**DO THIS**
Each entry must be reproduced precisely as it stands.

**INPUT FOR THIS TASK**
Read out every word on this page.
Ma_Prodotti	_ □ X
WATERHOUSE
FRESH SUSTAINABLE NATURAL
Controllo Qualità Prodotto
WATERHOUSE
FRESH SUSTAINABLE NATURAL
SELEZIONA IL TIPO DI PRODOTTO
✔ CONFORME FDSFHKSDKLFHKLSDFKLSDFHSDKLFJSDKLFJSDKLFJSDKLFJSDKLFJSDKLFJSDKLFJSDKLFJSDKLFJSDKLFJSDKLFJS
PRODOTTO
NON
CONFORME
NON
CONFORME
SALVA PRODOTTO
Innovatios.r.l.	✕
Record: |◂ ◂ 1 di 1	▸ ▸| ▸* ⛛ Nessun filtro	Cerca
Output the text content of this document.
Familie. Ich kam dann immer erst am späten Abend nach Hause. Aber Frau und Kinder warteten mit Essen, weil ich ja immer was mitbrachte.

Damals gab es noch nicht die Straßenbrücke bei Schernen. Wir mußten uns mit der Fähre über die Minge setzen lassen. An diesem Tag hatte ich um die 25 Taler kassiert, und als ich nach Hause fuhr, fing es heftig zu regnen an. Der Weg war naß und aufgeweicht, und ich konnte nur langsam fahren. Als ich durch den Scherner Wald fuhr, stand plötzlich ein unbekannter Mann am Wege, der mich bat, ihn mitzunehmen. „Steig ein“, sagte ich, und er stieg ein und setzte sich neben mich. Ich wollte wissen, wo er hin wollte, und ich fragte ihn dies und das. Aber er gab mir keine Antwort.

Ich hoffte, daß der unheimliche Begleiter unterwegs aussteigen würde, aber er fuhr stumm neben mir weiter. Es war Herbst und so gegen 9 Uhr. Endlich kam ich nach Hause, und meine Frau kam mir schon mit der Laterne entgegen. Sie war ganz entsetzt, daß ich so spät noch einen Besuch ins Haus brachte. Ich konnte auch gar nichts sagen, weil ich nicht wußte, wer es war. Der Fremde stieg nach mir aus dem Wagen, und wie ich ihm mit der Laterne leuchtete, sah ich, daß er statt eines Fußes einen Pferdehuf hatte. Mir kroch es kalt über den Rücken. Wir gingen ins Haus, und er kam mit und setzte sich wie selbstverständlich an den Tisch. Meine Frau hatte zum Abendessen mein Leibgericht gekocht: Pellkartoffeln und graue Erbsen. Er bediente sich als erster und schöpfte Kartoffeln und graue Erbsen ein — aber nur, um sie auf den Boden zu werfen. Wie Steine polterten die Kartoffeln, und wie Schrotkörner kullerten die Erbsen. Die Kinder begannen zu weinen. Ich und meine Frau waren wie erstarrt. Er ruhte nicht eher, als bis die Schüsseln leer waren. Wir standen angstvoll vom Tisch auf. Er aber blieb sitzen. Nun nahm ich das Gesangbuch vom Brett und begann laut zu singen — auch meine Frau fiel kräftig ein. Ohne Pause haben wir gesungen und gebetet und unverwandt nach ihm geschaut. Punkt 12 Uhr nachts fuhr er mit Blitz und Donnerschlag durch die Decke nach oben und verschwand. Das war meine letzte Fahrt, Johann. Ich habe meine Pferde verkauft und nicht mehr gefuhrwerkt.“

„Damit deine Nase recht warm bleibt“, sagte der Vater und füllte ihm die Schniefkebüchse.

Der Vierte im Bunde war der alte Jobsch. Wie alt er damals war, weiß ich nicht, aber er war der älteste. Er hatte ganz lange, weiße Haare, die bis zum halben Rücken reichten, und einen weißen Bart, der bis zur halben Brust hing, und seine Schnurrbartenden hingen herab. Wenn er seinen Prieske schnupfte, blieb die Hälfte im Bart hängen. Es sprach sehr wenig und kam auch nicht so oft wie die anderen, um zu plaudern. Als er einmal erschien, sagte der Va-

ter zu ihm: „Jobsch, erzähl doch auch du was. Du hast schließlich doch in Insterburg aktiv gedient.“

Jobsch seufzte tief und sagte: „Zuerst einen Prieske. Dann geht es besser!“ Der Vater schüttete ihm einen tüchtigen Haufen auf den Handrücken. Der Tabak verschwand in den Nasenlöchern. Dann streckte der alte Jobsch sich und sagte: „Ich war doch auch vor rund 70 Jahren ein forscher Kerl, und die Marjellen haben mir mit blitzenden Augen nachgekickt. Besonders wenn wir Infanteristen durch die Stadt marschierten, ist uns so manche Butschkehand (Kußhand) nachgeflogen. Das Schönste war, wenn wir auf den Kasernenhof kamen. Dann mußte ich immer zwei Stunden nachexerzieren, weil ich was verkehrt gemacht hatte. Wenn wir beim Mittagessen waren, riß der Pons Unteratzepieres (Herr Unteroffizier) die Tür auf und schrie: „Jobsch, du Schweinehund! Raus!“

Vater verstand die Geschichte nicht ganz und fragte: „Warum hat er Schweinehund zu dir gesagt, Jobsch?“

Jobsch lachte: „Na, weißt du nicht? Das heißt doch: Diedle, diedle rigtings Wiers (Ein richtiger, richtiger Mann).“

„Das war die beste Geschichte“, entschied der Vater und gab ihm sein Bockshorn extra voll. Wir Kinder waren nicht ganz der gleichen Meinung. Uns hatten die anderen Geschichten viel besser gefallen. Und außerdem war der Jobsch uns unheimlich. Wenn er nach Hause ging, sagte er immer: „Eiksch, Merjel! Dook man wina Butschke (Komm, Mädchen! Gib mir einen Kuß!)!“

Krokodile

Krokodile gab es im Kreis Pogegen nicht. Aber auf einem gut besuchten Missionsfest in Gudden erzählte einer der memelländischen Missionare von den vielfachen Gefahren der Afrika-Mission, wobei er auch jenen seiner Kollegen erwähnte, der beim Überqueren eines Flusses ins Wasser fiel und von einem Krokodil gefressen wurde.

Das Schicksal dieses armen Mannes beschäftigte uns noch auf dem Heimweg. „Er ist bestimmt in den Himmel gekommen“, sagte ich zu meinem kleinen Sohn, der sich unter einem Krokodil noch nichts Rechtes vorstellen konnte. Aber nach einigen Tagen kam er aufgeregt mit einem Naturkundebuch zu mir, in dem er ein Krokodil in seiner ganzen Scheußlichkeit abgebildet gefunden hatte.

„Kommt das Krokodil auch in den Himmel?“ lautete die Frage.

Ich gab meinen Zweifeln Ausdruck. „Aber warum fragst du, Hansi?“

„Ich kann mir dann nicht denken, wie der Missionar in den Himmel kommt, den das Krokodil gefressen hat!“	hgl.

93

**OUTPUT BELOW**
Read out every word on this page.
Ma_Prodotti	_ □ X
WATERHOUSE
FRESH SUSTAINABLE NATURAL
Controllo Qualità Prodotto
WATERHOUSE
FRESH SUSTAINABLE NATURAL
SELEZIONA IL TIPO DI PRODOTTO
✔ CONFORME FDSFHKSDKLFHKLSDFKLSDFHSDKLFJSDKLFJSDKLFJSDKLFJSDKLFJSDKLFJSDKLFJSDKLFJSDKLFJSDKLFJSDKLFJS
PRODOTTO
NON
CONFORME
NON
CONFORME
SALVA PRODOTTO
Innovatios.r.l.	✕
Record: |◂ ◂ 1 di 1	▸ ▸| ▸* ⛛ Nessun filtro	Cerca
Output the text content of this document.
Familie. Ich kam dann immer erst am späten Abend nach Hause. Aber Frau und Kinder warteten mit Essen, weil ich ja immer was mitbrachte.

Damals gab es noch nicht die Straßenbrücke bei Schernen. Wir mußten uns mit der Fähre über die Minge setzen lassen. An diesem Tag hatte ich um die 25 Taler kassiert, und als ich nach Hause fuhr, fing es heftig zu regnen an. Der Weg war naß und aufgeweicht, und ich konnte nur langsam fahren. Als ich durch den Scherner Wald fuhr, stand plötzlich ein unbekannter Mann am Wege, der mich bat, ihn mitzunehmen. „Steig ein“, sagte ich, und er stieg ein und setzte sich neben mich. Ich wollte wissen, wo er hin wollte, und ich fragte ihn dies und das. Aber er gab mir keine Antwort.

Ich hoffte, daß der unheimliche Begleiter unterwegs aussteigen würde, aber er fuhr stumm neben mir weiter. Es war Herbst und so gegen 9 Uhr. Endlich kam ich nach Hause, und meine Frau kam mir schon mit der Laterne entgegen. Sie war ganz entsetzt, daß ich so spät noch einen Besuch ins Haus brachte. Ich konnte auch gar nichts sagen, weil ich nicht wußte, wer es war. Der Fremde stieg nach mir aus dem Wagen, und wie ich ihm mit der Laterne leuchtete, sah ich, daß er statt eines Fußes einen Pferdehuf hatte. Mir kroch es kalt über den Rücken. Wir gingen ins Haus, und er kam mit und setzte sich wie selbstverständlich an den Tisch. Meine Frau hatte zum Abendessen mein Leibgericht gekocht: Pellkartoffeln und graue Erbsen. Er bediente sich als erster und schöpfte Kartoffeln und graue Erbsen ein — aber nur, um sie auf den Boden zu werfen. Wie Steine polterten die Kartoffeln, und wie Schrotkörner kullerten die Erbsen. Die Kinder begannen zu weinen. Ich und meine Frau waren wie erstarrt. Er ruhte nicht eher, als bis die Schüsseln leer waren. Wir standen angstvoll vom Tisch auf. Er aber blieb sitzen. Nun nahm ich das Gesangbuch vom Brett und begann laut zu singen — auch meine Frau fiel kräftig ein. Ohne Pause haben wir gesungen und gebetet und unverwandt nach ihm geschaut. Punkt 12 Uhr nachts fuhr er mit Blitz und Donnerschlag durch die Decke nach oben und verschwand. Das war meine letzte Fahrt, Johann. Ich habe meine Pferde verkauft und nicht mehr gefuhrwerkt.“

„Damit deine Nase recht warm bleibt“, sagte der Vater und füllte ihm die Schniefkebüchse.

Der Vierte im Bunde war der alte Jobsch. Wie alt er damals war, weiß ich nicht, aber er war der älteste. Er hatte ganz lange, weiße Haare, die bis zum halben Rücken reichten, und einen weißen Bart, der bis zur halben Brust hing, und seine Schnurrbartenden hingen herab. Wenn er seinen Prieske schnupfte, blieb die Hälfte im Bart hängen. Es sprach sehr wenig und kam auch nicht so oft wie die anderen, um zu plaudern. Als er einmal erschien, sagte der Va-

ter zu ihm: „Jobsch, erzähl doch auch du was. Du hast schließlich doch in Insterburg aktiv gedient.“

Jobsch seufzte tief und sagte: „Zuerst einen Prieske. Dann geht es besser!“ Der Vater schüttete ihm einen tüchtigen Haufen auf den Handrücken. Der Tabak verschwand in den Nasenlöchern. Dann streckte der alte Jobsch sich und sagte: „Ich war doch auch vor rund 70 Jahren ein forscher Kerl, und die Marjellen haben mir mit blitzenden Augen nachgekickt. Besonders wenn wir Infanteristen durch die Stadt marschierten, ist uns so manche Butschkehand (Kußhand) nachgeflogen. Das Schönste war, wenn wir auf den Kasernenhof kamen. Dann mußte ich immer zwei Stunden nachexerzieren, weil ich was verkehrt gemacht hatte. Wenn wir beim Mittagessen waren, riß der Pons Unteratzepieres (Herr Unteroffizier) die Tür auf und schrie: „Jobsch, du Schweinehund! Raus!“

Vater verstand die Geschichte nicht ganz und fragte: „Warum hat er Schweinehund zu dir gesagt, Jobsch?“

Jobsch lachte: „Na, weißt du nicht? Das heißt doch: Diedle, diedle rigtings Wiers (Ein richtiger, richtiger Mann).“

„Das war die beste Geschichte“, entschied der Vater und gab ihm sein Bockshorn extra voll. Wir Kinder waren nicht ganz der gleichen Meinung. Uns hatten die anderen Geschichten viel besser gefallen. Und außerdem war der Jobsch uns unheimlich. Wenn er nach Hause ging, sagte er immer: „Eiksch, Merjel! Dook man wina Butschke (Komm, Mädchen! Gib mir einen Kuß!)!“

Krokodile

Krokodile gab es im Kreis Pogegen nicht. Aber auf einem gut besuchten Missionsfest in Gudden erzählte einer der memelländischen Missionare von den vielfachen Gefahren der Afrika-Mission, wobei er auch jenen seiner Kollegen erwähnte, der beim Überqueren eines Flusses ins Wasser fiel und von einem Krokodil gefressen wurde.

Das Schicksal dieses armen Mannes beschäftigte uns noch auf dem Heimweg. „Er ist bestimmt in den Himmel gekommen“, sagte ich zu meinem kleinen Sohn, der sich unter einem Krokodil noch nichts Rechtes vorstellen konnte. Aber nach einigen Tagen kam er aufgeregt mit einem Naturkundebuch zu mir, in dem er ein Krokodil in seiner ganzen Scheußlichkeit abgebildet gefunden hatte.

„Kommt das Krokodil auch in den Himmel?“ lautete die Frage.

Ich gab meinen Zweifeln Ausdruck. „Aber warum fragst du, Hansi?“

„Ich kann mir dann nicht denken, wie der Missionar in den Himmel kommt, den das Krokodil gefressen hat!“	hgl.

93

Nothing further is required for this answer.